## Material for this exercise:
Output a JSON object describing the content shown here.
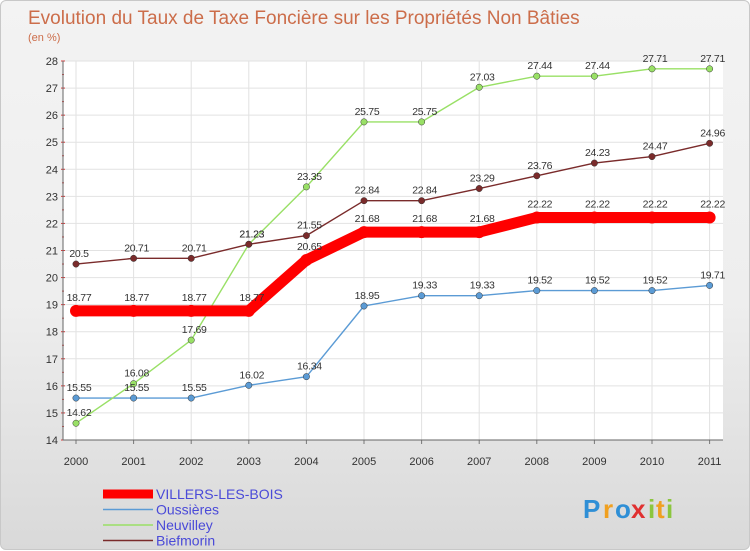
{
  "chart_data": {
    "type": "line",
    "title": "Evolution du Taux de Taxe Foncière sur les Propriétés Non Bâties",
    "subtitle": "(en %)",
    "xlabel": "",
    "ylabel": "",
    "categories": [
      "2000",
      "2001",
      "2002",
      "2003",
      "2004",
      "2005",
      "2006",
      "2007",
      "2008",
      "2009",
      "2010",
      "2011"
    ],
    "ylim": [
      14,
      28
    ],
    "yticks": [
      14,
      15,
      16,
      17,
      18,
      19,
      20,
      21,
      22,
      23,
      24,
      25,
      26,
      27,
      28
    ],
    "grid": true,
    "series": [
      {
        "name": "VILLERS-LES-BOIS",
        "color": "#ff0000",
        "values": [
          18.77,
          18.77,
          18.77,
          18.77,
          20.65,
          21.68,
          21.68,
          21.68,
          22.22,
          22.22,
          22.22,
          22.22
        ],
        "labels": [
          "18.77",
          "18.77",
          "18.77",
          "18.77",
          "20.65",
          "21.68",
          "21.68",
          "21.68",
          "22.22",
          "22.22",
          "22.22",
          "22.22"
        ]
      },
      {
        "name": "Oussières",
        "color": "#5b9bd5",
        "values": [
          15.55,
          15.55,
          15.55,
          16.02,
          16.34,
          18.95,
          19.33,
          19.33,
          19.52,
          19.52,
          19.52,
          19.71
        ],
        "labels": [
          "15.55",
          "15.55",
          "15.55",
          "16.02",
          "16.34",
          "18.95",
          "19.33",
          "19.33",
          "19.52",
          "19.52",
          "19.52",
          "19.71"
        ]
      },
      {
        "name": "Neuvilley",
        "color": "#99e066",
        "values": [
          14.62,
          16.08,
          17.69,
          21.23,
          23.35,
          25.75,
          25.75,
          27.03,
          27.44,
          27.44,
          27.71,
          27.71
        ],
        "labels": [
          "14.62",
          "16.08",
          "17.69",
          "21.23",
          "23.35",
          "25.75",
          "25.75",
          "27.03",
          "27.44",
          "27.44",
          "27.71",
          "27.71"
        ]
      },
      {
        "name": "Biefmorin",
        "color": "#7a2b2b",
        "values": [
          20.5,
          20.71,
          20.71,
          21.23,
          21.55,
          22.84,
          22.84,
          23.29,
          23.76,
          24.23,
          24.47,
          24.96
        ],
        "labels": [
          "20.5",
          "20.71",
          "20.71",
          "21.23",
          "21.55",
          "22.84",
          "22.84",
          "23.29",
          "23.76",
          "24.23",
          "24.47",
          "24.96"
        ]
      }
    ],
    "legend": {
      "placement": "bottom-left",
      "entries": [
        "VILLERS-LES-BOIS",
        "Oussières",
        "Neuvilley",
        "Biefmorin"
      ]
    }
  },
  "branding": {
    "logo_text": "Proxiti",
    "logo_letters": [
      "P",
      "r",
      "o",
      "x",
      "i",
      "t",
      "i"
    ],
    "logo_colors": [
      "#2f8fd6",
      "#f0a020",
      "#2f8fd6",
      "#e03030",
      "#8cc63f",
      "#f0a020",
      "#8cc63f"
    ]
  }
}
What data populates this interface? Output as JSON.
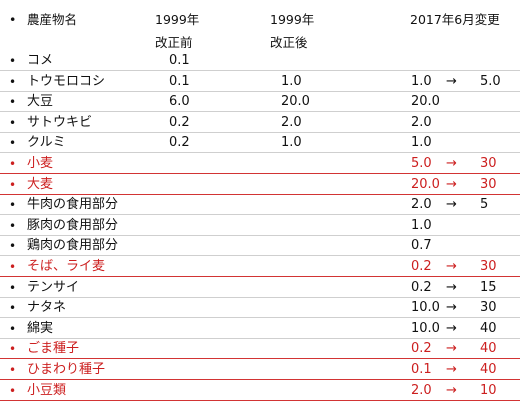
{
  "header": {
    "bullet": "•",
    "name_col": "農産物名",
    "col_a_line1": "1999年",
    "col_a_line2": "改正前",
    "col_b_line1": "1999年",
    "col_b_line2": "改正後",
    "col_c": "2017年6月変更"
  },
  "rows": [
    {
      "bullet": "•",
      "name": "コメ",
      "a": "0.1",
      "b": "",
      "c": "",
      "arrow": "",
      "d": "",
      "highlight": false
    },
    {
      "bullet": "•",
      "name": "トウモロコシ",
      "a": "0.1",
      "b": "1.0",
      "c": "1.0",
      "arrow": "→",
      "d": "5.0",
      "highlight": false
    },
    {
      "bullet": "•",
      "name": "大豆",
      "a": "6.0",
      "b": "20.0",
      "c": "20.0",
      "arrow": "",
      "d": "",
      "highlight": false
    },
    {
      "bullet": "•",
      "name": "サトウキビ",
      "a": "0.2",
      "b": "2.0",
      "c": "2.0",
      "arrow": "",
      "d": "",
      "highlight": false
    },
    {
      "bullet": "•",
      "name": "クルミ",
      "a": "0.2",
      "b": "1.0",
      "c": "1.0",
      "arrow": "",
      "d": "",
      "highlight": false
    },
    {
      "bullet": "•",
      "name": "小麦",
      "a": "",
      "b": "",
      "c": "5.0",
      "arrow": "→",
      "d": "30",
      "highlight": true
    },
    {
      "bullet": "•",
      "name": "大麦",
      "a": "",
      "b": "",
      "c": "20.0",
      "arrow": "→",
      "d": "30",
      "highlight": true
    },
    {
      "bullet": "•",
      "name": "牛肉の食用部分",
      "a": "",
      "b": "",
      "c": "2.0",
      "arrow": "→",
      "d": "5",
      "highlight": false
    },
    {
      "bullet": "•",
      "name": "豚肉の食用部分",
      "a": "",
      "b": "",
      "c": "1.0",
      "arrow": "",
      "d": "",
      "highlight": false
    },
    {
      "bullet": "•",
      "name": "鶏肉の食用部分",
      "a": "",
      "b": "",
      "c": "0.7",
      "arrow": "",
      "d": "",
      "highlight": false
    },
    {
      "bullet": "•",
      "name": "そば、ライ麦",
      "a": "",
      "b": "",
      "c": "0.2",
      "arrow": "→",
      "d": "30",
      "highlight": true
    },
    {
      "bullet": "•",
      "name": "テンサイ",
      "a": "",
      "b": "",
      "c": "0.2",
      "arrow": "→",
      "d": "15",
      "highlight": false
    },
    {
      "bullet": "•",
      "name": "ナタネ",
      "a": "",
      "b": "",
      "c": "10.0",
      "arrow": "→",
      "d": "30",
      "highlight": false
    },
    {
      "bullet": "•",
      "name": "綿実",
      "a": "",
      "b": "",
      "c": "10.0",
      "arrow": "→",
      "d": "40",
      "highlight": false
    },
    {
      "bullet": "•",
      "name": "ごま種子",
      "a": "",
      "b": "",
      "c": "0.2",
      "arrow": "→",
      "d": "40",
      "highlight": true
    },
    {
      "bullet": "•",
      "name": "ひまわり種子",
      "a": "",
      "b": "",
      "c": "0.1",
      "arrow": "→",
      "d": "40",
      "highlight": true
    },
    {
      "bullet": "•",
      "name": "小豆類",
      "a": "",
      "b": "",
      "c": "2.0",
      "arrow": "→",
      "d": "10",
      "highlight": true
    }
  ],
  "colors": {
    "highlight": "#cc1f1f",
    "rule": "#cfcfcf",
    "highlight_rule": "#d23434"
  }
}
==
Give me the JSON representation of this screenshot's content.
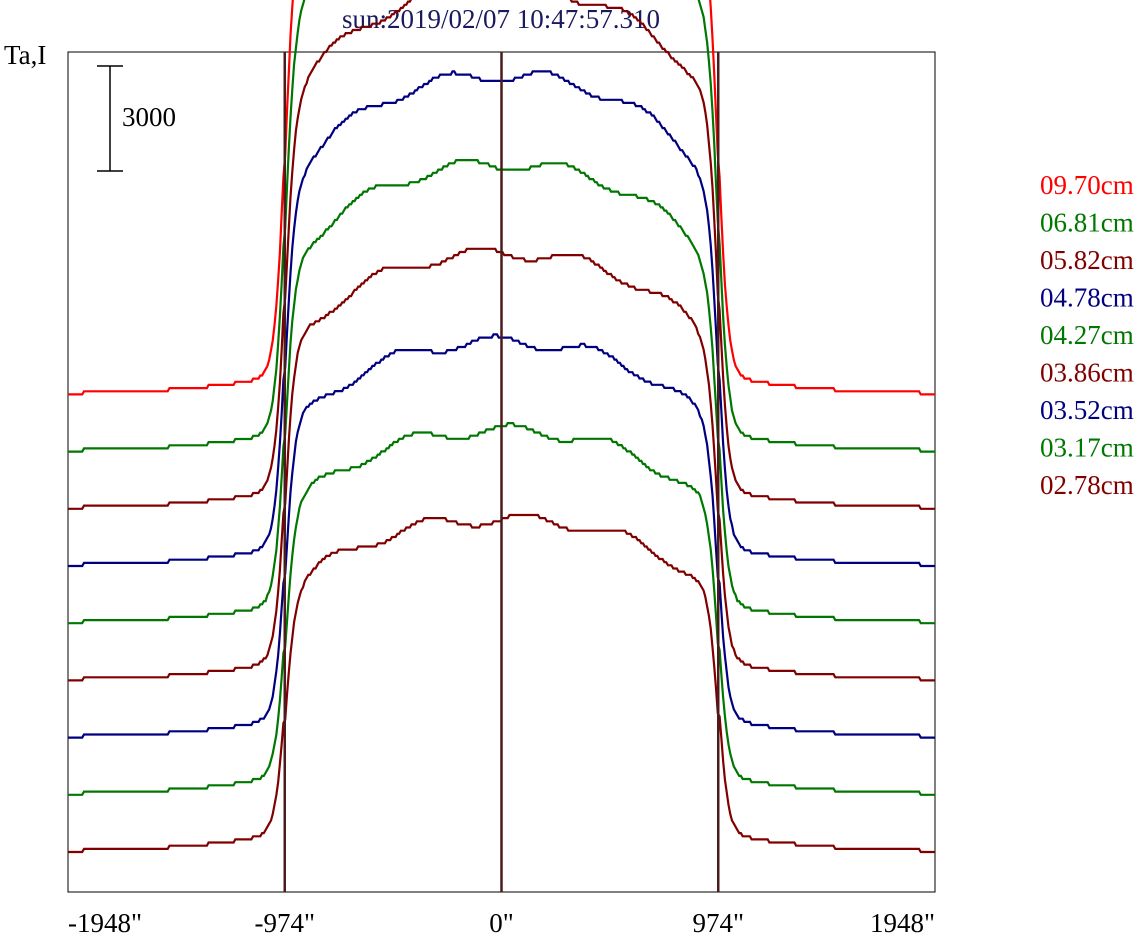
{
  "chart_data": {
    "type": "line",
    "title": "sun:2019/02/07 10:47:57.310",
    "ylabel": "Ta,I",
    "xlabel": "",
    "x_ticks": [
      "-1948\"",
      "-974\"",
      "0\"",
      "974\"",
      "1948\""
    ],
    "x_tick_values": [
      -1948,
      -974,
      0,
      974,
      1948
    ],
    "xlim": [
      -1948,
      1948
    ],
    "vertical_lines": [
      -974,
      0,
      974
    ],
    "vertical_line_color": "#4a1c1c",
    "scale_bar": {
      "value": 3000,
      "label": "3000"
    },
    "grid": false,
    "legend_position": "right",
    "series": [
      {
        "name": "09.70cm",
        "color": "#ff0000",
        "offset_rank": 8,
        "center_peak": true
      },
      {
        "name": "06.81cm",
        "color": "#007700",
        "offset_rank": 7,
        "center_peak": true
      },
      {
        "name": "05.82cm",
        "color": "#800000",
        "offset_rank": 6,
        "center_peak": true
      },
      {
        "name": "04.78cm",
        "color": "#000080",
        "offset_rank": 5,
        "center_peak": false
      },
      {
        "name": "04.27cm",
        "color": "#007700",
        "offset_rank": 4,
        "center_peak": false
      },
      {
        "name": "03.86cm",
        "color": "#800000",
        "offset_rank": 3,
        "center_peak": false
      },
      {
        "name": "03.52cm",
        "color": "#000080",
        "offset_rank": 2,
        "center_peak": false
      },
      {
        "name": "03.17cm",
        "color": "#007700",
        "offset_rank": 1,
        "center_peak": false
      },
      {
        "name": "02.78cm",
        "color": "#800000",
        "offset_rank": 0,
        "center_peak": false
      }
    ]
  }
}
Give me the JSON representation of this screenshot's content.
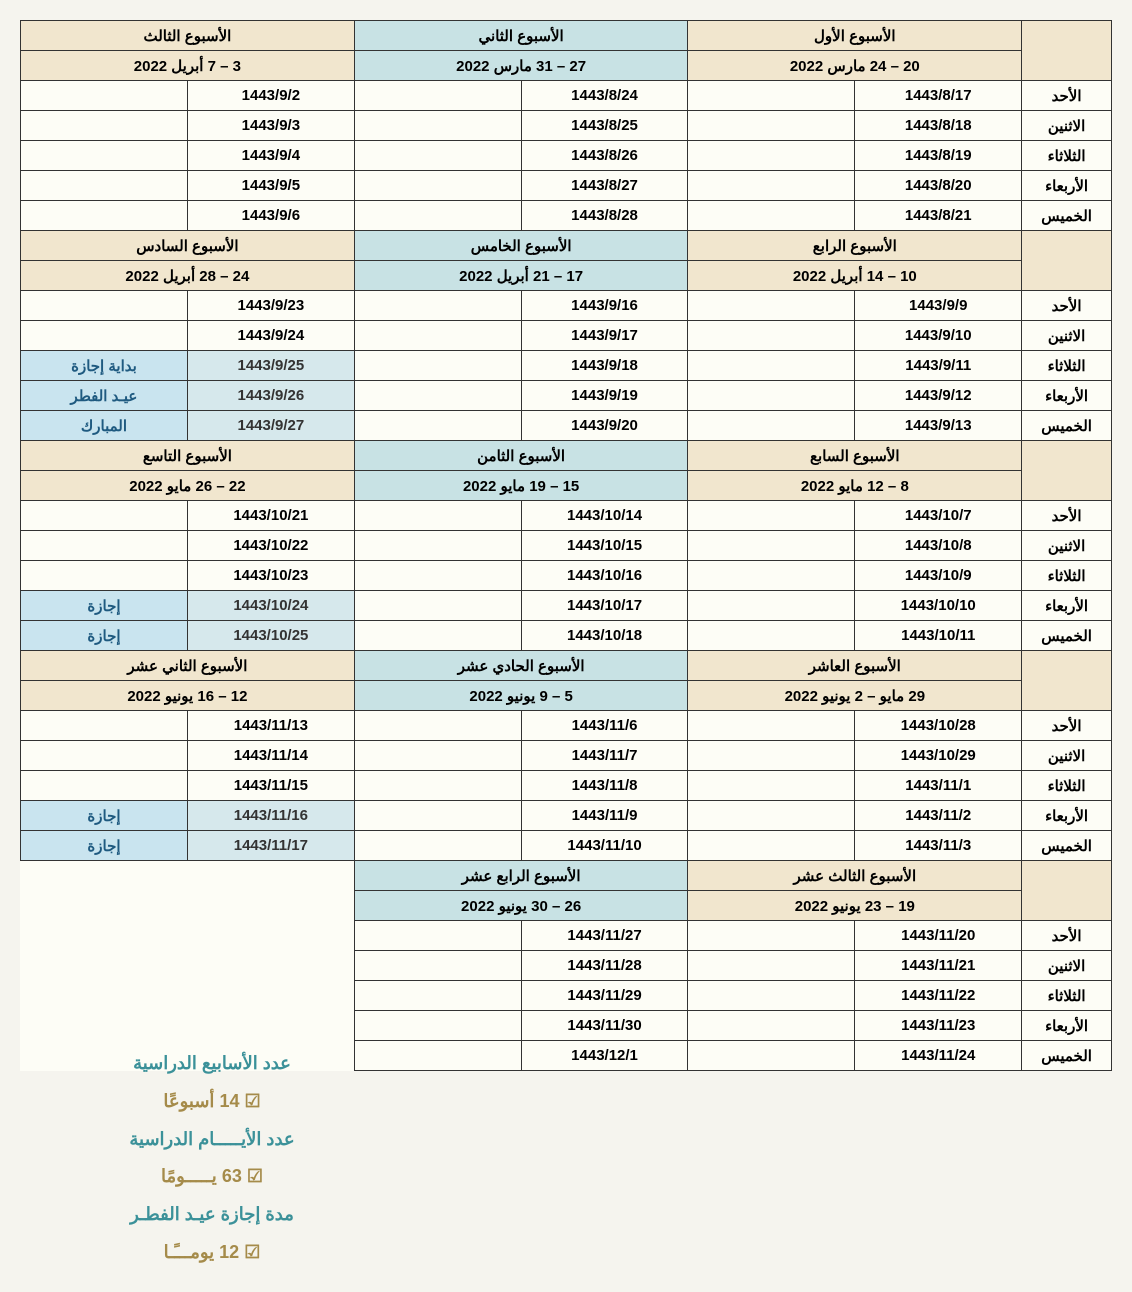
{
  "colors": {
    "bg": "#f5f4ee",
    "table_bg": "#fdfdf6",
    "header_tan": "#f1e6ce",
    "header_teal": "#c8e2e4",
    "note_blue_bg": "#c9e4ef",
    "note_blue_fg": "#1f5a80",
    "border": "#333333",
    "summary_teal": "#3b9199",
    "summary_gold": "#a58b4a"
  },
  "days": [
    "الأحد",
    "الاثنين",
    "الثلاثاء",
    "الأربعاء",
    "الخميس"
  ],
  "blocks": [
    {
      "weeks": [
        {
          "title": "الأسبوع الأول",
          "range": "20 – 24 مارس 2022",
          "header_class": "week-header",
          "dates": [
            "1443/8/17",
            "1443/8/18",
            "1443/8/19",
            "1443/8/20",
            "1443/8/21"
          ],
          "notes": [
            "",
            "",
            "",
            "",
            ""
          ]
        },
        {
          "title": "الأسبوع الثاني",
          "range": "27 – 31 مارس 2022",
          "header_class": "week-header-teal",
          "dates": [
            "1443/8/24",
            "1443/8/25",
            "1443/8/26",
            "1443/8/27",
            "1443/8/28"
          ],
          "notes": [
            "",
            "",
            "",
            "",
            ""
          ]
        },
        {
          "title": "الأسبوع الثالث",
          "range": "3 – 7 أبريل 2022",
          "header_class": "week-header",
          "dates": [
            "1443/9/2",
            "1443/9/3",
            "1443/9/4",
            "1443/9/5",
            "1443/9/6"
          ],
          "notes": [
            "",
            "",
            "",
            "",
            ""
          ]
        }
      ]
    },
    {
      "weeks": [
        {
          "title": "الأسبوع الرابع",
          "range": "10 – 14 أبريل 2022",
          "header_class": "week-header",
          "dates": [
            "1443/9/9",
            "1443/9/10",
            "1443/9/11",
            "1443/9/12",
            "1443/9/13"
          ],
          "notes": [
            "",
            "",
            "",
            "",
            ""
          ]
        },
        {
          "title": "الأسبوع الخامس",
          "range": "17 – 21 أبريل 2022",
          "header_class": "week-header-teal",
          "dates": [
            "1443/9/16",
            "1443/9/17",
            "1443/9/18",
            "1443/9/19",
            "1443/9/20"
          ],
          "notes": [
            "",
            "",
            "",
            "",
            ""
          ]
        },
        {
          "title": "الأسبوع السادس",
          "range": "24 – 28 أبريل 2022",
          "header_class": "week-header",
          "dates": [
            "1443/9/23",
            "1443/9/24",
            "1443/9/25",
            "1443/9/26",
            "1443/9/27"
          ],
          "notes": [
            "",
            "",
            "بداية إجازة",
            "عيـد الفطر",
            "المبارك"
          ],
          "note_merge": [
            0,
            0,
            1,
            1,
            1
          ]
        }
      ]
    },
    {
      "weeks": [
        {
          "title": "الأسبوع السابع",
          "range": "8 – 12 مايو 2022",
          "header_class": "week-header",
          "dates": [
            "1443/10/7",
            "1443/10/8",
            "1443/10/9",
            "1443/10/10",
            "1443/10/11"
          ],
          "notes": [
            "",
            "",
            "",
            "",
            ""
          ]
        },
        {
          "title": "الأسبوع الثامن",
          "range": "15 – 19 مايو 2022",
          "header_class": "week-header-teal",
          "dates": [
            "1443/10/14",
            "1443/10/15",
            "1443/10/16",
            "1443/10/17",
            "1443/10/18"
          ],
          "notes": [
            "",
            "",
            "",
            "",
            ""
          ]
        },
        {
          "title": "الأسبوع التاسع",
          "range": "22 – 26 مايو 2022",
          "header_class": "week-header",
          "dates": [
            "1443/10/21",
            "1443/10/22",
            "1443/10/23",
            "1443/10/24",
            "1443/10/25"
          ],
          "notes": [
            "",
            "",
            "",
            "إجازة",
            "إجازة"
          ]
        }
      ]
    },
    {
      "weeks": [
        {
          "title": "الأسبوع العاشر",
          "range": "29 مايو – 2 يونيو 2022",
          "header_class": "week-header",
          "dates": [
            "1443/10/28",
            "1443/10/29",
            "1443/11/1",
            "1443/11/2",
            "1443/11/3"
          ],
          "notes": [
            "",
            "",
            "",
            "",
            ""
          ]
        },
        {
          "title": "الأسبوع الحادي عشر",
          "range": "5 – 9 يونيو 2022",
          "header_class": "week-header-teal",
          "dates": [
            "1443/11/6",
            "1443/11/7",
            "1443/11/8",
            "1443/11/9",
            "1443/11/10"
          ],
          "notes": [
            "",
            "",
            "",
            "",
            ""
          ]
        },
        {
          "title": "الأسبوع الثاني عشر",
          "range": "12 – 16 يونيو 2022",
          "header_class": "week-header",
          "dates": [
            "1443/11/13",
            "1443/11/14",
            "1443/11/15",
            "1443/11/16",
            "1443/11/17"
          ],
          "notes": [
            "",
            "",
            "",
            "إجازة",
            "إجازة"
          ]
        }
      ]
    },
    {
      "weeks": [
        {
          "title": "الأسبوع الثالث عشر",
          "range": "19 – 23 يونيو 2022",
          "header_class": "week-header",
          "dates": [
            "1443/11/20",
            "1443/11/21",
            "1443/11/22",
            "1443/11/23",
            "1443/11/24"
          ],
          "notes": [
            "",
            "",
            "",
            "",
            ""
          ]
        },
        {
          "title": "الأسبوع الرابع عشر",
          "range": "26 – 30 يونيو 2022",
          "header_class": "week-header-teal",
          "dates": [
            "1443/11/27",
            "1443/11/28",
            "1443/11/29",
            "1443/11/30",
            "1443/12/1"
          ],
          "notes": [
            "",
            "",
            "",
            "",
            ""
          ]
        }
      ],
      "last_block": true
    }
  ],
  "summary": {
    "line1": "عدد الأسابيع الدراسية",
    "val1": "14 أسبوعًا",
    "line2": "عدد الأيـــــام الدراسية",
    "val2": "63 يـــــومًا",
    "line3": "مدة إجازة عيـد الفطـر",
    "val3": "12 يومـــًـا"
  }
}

## Given task:
Count how many lines hold the string "الثاني" and give that number alone.

## Result for this task:
2